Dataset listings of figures

Start

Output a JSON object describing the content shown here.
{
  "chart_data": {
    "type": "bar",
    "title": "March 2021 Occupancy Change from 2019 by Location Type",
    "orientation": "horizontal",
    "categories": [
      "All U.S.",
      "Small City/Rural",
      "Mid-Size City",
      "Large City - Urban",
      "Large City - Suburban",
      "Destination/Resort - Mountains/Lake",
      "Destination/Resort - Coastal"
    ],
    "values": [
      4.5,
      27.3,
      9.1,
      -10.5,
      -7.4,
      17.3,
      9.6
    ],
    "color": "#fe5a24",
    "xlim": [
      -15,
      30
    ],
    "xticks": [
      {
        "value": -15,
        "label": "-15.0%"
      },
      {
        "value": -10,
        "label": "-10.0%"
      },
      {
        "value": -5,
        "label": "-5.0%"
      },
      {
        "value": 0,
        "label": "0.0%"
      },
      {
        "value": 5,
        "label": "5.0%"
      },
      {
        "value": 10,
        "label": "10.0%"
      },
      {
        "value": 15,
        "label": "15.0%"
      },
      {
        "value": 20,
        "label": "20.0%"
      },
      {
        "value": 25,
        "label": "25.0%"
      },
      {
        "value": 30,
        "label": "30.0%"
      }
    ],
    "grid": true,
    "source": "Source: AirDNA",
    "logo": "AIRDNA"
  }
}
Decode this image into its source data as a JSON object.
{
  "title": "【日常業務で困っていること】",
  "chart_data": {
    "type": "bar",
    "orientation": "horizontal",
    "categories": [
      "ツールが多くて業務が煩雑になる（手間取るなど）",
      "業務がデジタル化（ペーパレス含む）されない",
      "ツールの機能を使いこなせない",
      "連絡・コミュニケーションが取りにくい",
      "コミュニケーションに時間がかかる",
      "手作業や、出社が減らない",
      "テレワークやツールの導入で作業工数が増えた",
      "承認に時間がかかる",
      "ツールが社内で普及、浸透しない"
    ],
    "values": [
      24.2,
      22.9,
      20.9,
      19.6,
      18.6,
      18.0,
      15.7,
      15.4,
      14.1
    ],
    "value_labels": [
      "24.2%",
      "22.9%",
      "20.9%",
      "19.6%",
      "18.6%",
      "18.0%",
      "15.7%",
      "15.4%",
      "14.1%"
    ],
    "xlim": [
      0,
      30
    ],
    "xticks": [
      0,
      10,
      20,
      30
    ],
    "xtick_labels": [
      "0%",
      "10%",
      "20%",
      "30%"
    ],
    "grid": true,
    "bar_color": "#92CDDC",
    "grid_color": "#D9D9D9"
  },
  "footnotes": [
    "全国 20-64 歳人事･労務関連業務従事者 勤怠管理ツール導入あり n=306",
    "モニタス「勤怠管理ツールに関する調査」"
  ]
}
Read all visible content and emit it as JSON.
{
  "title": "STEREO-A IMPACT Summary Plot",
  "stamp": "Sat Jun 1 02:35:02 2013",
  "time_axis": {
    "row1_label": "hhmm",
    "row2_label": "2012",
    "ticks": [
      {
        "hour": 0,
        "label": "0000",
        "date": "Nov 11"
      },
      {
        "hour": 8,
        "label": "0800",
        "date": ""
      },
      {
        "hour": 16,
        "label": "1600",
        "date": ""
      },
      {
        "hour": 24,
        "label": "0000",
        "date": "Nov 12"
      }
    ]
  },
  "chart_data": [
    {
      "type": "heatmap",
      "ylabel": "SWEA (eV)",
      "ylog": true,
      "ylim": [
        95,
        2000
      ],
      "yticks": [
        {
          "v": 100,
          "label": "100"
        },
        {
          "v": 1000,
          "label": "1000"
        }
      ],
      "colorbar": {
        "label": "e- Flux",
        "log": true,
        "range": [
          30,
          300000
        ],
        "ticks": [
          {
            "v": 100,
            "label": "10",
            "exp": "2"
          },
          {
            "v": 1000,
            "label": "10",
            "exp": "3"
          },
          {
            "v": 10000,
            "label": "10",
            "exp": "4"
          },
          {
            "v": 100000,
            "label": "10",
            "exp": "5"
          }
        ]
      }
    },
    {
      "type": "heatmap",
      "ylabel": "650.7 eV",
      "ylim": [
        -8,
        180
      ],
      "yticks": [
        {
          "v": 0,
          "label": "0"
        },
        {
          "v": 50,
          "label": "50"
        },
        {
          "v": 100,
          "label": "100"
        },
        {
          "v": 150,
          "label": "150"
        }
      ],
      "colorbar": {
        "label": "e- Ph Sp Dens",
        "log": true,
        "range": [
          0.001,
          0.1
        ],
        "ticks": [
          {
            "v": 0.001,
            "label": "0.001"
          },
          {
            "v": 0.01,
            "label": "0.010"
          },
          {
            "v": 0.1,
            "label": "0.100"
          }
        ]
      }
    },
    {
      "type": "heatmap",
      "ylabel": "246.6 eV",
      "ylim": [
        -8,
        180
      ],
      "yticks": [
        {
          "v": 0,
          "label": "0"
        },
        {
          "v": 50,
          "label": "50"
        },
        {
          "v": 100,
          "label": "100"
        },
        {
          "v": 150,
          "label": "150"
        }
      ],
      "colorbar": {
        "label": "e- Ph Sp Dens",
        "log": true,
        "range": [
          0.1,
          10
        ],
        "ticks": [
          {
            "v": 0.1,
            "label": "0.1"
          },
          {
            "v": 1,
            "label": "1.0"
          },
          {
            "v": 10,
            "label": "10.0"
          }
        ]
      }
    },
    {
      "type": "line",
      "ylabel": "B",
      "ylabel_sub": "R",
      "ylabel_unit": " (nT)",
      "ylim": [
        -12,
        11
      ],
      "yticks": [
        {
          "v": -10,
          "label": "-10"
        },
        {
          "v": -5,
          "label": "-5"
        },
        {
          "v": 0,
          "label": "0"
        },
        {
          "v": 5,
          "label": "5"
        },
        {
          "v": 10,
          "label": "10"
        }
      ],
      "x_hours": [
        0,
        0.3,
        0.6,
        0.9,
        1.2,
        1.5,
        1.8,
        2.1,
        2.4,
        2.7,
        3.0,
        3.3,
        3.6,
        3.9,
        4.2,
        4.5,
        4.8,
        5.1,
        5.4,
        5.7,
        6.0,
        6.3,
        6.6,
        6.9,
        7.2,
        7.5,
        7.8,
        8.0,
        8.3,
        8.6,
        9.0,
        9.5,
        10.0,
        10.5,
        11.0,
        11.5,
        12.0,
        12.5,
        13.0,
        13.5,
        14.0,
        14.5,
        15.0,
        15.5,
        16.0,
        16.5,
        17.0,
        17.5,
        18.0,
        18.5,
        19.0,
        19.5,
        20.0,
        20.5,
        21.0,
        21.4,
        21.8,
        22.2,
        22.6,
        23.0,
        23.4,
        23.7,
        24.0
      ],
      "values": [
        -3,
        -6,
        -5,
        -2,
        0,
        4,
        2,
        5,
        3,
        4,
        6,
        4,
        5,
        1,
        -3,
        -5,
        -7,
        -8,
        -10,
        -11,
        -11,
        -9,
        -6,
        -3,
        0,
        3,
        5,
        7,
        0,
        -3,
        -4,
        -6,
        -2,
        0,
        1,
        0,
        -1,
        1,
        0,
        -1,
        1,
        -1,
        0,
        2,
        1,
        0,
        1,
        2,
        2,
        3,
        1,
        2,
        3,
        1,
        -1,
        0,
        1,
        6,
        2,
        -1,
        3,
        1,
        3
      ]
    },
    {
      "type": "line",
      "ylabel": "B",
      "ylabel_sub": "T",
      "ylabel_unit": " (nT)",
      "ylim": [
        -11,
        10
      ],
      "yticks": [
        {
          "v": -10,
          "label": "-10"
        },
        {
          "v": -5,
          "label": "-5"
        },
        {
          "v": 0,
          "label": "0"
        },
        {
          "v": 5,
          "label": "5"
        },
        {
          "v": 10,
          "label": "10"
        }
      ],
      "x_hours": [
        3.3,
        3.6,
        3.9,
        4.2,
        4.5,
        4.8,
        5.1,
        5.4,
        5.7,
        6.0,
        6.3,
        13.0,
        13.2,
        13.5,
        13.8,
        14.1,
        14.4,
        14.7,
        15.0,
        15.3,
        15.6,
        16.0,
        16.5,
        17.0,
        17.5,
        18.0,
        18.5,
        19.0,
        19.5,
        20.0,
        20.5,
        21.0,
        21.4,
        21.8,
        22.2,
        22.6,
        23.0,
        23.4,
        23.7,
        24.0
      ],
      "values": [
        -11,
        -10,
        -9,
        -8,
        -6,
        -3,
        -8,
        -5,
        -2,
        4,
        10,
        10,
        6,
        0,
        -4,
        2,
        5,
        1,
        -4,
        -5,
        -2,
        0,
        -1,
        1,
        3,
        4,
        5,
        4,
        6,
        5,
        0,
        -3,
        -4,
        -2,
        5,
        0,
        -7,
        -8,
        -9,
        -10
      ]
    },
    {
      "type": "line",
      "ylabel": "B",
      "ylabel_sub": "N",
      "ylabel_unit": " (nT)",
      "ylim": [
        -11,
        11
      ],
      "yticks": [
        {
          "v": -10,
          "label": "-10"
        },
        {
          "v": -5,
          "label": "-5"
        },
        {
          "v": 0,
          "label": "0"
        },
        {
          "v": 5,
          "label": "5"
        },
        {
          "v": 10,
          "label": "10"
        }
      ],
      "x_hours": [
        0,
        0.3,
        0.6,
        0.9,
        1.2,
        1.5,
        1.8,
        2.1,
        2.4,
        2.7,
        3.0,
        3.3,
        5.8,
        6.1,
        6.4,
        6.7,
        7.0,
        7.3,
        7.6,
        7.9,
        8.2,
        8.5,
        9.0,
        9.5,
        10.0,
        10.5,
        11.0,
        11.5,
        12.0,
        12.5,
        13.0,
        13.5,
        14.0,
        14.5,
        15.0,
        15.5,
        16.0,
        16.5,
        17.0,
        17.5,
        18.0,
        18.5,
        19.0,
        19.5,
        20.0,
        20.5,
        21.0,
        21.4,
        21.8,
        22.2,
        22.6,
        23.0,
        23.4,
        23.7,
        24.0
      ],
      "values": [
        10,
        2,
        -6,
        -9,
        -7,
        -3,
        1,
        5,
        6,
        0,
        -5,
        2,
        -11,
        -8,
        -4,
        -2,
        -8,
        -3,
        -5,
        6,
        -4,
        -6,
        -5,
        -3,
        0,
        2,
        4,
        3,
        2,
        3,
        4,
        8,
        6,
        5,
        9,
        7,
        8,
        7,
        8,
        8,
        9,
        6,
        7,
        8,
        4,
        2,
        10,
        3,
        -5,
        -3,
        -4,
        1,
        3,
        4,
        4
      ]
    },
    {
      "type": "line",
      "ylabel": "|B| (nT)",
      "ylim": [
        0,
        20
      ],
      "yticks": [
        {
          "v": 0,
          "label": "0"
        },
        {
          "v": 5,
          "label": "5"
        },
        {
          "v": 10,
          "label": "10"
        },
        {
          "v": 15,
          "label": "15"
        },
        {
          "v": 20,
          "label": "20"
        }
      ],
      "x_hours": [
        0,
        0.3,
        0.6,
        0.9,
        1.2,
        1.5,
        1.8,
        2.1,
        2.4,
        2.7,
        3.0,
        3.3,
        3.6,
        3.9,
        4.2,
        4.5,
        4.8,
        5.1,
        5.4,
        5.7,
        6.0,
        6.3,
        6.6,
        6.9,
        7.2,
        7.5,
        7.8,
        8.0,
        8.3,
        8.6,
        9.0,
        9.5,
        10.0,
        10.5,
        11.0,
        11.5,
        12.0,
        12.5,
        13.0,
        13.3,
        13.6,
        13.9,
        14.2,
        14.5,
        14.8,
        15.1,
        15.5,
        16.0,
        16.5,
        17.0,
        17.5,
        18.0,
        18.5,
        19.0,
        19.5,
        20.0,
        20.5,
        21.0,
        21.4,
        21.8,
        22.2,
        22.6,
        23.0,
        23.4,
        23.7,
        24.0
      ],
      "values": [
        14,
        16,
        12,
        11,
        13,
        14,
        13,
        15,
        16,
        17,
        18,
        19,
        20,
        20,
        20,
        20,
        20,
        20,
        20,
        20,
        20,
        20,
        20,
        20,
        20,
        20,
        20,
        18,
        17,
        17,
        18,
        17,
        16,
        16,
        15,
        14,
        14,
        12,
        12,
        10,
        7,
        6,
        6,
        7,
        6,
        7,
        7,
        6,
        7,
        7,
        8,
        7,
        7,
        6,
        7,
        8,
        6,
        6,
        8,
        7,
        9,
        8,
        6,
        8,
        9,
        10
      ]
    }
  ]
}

End

Every line that holds the word "Large" should be extracted.

      "Large City - Urban",
      "Large City - Suburban",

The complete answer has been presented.